Data records
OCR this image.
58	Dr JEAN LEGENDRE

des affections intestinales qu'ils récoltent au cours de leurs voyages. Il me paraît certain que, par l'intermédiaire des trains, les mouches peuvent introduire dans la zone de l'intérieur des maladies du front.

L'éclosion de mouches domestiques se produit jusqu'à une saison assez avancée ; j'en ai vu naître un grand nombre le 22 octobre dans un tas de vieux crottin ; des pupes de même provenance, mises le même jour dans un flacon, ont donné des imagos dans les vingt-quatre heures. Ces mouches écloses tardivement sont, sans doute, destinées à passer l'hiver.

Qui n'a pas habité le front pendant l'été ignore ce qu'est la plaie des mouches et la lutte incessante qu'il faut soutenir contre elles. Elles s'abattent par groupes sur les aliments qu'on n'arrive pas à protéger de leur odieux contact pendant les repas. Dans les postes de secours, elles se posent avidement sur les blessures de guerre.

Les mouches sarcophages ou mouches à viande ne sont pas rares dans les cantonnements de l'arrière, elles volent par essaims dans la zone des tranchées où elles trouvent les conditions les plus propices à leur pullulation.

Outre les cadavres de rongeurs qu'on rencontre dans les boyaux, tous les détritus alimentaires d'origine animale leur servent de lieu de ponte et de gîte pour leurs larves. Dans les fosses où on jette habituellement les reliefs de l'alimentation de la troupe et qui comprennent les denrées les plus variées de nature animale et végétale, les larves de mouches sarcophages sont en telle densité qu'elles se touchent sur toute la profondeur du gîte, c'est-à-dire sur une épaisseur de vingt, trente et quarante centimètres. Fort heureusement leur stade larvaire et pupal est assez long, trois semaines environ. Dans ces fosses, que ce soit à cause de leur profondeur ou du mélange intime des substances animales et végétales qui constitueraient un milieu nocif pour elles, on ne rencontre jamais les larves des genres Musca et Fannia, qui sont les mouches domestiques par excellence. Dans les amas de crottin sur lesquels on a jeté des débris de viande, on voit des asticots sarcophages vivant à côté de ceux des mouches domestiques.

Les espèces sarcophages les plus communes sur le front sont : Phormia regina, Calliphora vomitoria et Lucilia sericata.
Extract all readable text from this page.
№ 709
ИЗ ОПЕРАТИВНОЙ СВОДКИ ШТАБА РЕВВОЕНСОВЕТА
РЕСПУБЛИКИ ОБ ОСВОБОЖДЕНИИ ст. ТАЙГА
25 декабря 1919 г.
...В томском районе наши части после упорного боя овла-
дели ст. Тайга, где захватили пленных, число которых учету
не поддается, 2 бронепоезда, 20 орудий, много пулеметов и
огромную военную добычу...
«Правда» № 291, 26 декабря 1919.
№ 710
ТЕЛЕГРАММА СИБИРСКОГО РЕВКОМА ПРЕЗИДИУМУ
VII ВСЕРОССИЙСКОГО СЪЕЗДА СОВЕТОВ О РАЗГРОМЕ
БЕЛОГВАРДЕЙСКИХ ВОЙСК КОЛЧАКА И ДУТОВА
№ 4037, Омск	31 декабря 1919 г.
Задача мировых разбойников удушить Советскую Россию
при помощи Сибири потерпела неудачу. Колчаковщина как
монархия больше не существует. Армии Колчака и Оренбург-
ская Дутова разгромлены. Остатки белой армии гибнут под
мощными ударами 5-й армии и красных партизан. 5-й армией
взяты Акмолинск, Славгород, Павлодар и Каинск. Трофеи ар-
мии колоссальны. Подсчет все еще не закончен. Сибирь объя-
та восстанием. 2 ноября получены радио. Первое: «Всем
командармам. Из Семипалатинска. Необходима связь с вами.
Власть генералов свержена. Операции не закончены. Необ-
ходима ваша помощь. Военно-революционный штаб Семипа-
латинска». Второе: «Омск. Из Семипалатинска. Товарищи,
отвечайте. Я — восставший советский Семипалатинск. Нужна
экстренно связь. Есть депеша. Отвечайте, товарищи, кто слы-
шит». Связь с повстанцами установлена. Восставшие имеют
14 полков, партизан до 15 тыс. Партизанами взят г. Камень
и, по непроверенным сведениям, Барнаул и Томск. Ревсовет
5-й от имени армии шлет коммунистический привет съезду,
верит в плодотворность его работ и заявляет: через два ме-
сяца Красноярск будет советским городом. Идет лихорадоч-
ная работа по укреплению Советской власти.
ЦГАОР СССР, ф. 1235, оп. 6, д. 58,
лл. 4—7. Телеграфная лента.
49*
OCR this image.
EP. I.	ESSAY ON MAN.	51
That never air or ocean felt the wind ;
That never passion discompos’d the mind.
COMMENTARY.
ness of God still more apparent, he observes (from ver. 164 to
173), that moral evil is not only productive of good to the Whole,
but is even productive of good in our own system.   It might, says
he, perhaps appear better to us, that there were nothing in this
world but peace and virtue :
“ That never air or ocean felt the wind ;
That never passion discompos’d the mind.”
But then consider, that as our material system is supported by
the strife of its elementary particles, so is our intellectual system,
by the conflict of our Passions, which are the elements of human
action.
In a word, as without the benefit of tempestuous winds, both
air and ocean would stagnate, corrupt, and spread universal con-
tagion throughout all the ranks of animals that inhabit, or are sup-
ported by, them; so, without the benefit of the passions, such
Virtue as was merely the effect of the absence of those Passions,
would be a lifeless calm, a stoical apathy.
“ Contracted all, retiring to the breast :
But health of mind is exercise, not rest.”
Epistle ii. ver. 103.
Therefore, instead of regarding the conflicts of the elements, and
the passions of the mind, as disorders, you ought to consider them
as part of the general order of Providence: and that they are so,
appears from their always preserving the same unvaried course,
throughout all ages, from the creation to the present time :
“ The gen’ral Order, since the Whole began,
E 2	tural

SET EXERCISE
Copy out every line from the records that has the word "zone".

CORRECT RESPONSE
des affections intestinales qu'ils récoltent au cours de leurs voyages. Il me paraît certain que, par l'intermédiaire des trains, les mouches peuvent introduire dans la zone de l'intérieur des maladies du front.
Les mouches sarcophages ou mouches à viande ne sont pas rares dans les cantonnements de l'arrière, elles volent par essaims dans la zone des tranchées où elles trouvent les conditions les plus propices à leur pullulation.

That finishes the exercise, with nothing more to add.